▶ [WHAT YOU NEED TO DO]: Read the records and gather each line that includes "fish".

▶ [EXERCISE INPUTS]:
>> START

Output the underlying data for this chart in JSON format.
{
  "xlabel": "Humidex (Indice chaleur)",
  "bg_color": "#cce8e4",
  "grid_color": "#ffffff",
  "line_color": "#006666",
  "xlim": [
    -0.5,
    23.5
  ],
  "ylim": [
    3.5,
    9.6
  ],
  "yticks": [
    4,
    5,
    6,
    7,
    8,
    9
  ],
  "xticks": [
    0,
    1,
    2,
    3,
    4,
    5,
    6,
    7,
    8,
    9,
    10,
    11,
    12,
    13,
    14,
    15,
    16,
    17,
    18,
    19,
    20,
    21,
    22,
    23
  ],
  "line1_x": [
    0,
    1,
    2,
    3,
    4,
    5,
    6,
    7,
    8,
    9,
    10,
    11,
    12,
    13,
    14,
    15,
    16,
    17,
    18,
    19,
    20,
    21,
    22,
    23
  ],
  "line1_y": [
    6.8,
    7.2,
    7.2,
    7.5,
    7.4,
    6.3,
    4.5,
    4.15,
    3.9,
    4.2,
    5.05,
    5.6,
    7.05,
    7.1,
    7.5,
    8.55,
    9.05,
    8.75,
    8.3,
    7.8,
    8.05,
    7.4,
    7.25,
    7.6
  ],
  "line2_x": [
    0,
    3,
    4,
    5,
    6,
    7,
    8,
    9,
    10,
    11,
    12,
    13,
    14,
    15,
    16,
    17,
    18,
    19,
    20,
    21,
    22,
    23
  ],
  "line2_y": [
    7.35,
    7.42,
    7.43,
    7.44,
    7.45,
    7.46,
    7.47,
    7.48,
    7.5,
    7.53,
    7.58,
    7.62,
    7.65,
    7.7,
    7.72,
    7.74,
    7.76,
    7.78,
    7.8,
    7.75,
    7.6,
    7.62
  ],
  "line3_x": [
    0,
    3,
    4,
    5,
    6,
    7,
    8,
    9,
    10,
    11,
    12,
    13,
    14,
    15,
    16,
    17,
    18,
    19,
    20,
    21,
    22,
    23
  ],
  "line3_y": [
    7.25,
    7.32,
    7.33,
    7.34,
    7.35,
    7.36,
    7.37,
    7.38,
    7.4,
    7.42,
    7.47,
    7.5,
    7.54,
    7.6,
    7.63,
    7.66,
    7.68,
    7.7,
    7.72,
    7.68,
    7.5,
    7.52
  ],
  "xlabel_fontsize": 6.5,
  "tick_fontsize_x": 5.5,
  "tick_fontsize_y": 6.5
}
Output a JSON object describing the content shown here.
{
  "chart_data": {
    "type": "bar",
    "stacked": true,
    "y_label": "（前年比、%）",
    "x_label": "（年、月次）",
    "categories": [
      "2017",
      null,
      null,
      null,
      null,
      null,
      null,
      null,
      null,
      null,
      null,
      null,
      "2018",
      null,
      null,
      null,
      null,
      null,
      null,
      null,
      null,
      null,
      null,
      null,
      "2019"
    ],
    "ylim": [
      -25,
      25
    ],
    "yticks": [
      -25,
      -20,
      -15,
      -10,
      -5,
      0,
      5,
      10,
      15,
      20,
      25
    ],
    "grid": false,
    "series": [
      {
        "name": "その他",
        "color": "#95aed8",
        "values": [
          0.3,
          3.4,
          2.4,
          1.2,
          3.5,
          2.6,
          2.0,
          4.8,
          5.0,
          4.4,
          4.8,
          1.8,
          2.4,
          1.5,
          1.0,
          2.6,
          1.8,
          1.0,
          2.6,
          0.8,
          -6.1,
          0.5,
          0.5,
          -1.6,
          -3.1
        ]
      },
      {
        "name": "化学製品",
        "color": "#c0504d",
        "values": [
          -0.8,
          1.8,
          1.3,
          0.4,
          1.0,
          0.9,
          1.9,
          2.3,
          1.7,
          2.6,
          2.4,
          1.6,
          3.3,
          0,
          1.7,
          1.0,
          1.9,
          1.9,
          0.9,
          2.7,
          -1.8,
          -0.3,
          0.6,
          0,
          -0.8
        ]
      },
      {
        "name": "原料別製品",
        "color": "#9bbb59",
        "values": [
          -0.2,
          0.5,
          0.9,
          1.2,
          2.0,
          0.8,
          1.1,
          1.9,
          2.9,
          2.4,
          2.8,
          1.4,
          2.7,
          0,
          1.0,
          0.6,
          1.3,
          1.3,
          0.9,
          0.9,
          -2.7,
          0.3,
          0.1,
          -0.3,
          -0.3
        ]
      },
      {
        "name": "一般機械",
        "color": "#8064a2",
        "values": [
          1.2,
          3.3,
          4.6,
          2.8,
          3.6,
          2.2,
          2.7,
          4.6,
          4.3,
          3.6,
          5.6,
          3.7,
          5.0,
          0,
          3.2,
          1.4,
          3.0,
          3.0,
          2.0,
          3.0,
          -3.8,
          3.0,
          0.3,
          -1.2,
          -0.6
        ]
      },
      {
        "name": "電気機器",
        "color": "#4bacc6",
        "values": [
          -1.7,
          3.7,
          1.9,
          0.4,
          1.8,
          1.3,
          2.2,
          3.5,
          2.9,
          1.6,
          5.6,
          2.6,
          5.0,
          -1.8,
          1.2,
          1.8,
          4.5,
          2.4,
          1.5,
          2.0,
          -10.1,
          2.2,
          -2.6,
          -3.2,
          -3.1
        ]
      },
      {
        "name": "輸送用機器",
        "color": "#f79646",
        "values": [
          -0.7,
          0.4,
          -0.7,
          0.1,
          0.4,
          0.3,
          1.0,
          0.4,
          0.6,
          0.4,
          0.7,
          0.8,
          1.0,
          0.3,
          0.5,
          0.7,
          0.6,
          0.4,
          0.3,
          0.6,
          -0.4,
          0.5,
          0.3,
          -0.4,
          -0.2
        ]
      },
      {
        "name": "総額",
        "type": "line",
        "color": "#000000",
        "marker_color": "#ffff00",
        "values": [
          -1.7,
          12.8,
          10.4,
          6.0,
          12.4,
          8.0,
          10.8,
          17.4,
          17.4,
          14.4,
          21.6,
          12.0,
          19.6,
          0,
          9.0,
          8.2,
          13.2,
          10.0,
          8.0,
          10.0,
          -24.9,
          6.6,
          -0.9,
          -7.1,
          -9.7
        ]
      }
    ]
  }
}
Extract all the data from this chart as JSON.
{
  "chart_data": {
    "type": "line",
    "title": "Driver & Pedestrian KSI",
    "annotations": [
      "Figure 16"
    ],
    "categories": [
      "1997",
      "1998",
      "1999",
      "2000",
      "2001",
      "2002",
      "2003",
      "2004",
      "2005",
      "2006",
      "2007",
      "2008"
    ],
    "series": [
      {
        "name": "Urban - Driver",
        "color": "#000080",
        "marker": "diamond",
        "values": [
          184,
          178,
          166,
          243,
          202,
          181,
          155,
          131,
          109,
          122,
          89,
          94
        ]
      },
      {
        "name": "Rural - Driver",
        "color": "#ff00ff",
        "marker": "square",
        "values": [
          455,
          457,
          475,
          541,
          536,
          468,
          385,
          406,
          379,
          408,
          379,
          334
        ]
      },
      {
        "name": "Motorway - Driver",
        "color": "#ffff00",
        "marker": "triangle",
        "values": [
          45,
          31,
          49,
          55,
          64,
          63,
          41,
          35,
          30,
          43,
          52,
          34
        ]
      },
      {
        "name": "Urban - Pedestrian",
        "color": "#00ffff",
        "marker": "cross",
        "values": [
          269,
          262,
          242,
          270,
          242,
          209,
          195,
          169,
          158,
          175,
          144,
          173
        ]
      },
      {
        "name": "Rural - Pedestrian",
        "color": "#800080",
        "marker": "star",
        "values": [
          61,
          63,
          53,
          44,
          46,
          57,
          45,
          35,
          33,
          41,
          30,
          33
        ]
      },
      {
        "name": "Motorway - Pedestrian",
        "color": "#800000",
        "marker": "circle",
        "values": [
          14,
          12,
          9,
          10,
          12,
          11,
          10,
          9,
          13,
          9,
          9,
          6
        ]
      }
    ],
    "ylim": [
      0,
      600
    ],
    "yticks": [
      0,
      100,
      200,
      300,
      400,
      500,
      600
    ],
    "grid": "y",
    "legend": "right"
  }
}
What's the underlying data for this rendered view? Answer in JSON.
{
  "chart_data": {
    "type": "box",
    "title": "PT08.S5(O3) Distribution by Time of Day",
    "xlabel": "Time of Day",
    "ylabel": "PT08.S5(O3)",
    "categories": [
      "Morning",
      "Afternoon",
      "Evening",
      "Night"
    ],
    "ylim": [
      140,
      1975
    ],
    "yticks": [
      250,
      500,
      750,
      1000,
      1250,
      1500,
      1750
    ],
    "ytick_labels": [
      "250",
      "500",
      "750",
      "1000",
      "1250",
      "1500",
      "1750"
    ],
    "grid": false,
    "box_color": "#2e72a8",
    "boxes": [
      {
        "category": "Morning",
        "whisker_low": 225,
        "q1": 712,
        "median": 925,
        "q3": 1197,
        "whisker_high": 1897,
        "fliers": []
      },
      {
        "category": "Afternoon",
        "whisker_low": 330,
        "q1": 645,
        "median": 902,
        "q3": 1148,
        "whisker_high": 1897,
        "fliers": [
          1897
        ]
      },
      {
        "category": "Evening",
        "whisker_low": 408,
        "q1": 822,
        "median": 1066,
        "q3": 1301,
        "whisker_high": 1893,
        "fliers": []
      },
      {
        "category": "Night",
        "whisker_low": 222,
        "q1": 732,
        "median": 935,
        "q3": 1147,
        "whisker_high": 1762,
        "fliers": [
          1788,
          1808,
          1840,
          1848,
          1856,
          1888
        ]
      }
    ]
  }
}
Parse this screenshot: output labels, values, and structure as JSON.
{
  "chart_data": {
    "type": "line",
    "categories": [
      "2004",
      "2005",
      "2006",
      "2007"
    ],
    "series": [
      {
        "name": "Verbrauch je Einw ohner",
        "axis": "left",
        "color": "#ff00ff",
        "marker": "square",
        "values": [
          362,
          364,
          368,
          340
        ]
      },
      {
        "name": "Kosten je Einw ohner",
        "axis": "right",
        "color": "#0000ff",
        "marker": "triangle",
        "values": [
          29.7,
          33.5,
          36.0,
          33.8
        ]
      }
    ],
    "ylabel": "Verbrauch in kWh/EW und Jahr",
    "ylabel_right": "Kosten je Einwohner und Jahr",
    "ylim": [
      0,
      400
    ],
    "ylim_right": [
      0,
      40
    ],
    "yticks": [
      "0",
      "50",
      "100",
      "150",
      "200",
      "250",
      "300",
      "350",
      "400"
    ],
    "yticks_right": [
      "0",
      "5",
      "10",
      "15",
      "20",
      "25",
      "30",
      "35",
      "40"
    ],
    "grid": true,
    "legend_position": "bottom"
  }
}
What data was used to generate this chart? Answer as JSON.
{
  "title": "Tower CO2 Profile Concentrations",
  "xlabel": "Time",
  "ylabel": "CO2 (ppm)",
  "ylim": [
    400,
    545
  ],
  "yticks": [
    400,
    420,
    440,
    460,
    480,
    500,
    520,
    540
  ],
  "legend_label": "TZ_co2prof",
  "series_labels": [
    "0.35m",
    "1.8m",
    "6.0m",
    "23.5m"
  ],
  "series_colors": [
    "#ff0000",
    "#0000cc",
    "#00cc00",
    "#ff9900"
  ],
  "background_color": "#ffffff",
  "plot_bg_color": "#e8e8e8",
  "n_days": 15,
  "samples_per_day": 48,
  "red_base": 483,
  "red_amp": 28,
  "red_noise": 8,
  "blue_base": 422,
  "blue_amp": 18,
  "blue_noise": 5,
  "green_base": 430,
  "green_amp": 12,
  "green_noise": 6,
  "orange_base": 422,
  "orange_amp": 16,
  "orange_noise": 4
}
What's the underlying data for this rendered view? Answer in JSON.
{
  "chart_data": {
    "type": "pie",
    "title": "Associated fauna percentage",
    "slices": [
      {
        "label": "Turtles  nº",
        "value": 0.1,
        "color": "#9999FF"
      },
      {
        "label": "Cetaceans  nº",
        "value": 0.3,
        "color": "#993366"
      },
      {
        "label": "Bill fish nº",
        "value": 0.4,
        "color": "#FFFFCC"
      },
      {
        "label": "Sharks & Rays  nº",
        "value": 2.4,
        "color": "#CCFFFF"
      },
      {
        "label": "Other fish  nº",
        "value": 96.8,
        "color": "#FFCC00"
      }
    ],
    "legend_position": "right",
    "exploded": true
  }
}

>> END

▶ [RESPONSE TO THIS EXERCISE]:
        "label": "Bill fish nº",
        "label": "Other fish  nº",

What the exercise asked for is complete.